### WORK TO DO
Set down each entry exactly as given; pictures should not appear in the copy.

### WORKING DATA
═══

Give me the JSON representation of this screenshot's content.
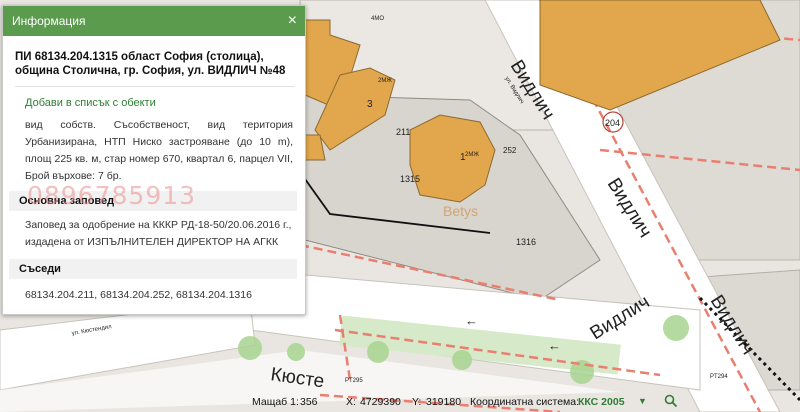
{
  "panel": {
    "header_title": "Информация",
    "close_symbol": "×",
    "parcel_title": "ПИ 68134.204.1315 област София (столица), община Столична, гр. София, ул. ВИДЛИЧ №48",
    "add_link": "Добави в списък с обекти",
    "description": "вид собств. Съсобственост, вид територия Урбанизирана, НТП Ниско застрояване (до 10 m), площ 225 кв. м, стар номер 670, квартал 6, парцел VII, Брой върхове: 7 бр.",
    "phone_overlay": "0896785913",
    "sections": {
      "order_heading": "Основна заповед",
      "order_text": "Заповед за одобрение на КККР РД-18-50/20.06.2016 г., издадена от ИЗПЪЛНИТЕЛЕН ДИРЕКТОР НА АГКК",
      "neighbors_heading": "Съседи",
      "neighbors_text": "68134.204.211, 68134.204.252, 68134.204.1316"
    }
  },
  "map": {
    "street_label": "Видлич",
    "street_label_partial": "Кюсте",
    "small_street_label": "ул. Кюстендил",
    "small_street_label_top": "ул. Видлич",
    "watermark": "Betys",
    "parcels": [
      "211",
      "1315",
      "1316",
      "252",
      "204"
    ],
    "buildings": [
      {
        "num": "1",
        "type": "2МЖ"
      },
      {
        "num": "3",
        "type": "2МЖ"
      },
      {
        "num": "",
        "type": "4МО"
      }
    ],
    "points": [
      "PT295",
      "PT294"
    ],
    "colors": {
      "building_fill": "#e2a74c",
      "building_stroke": "#8a6a30",
      "road": "#ffffff",
      "parcel_bg": "#d9d5cf",
      "red_line": "#e97f6f",
      "panel_header": "#5b9b4e"
    }
  },
  "status": {
    "scale_label": "Мащаб 1:",
    "scale_value": "356",
    "x_label": "X:",
    "x_value": "4729390",
    "y_label": "Y:",
    "y_value": "319180",
    "crs_label": "Координатна система:",
    "crs_value": "ККС 2005"
  }
}
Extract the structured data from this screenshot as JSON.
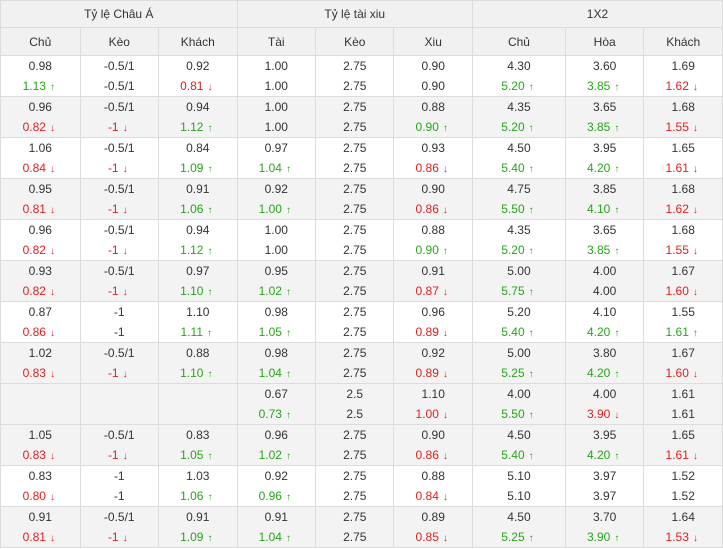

═══

### EXERCISE RESPONSE
Give me the JSON representation of this screenshot's content.
{
  "panel": {
    "header_title": "Информация",
    "close_symbol": "×",
    "parcel_title": "ПИ 68134.204.1315 област София (столица), община Столична, гр. София, ул. ВИДЛИЧ №48",
    "add_link": "Добави в списък с обекти",
    "description": "вид собств. Съсобственост, вид територия Урбанизирана, НТП Ниско застрояване (до 10 m), площ 225 кв. м, стар номер 670, квартал 6, парцел VII, Брой върхове: 7 бр.",
    "phone_overlay": "0896785913",
    "sections": {
      "order_heading": "Основна заповед",
      "order_text": "Заповед за одобрение на КККР РД-18-50/20.06.2016 г., издадена от ИЗПЪЛНИТЕЛЕН ДИРЕКТОР НА АГКК",
      "neighbors_heading": "Съседи",
      "neighbors_text": "68134.204.211, 68134.204.252, 68134.204.1316"
    }
  },
  "map": {
    "street_label": "Видлич",
    "street_label_partial": "Кюсте",
    "small_street_label": "ул. Кюстендил",
    "small_street_label_top": "ул. Видлич",
    "watermark": "Betys",
    "parcels": [
      "211",
      "1315",
      "1316",
      "252",
      "204"
    ],
    "buildings": [
      {
        "num": "1",
        "type": "2МЖ"
      },
      {
        "num": "3",
        "type": "2МЖ"
      },
      {
        "num": "",
        "type": "4МО"
      }
    ],
    "points": [
      "PT295",
      "PT294"
    ],
    "colors": {
      "building_fill": "#e2a74c",
      "building_stroke": "#8a6a30",
      "road": "#ffffff",
      "parcel_bg": "#d9d5cf",
      "red_line": "#e97f6f",
      "panel_header": "#5b9b4e"
    }
  },
  "status": {
    "scale_label": "Мащаб 1:",
    "scale_value": "356",
    "x_label": "X:",
    "x_value": "4729390",
    "y_label": "Y:",
    "y_value": "319180",
    "crs_label": "Координатна система:",
    "crs_value": "ККС 2005"
  }
}
Extract the structured data from this screenshot as JSON.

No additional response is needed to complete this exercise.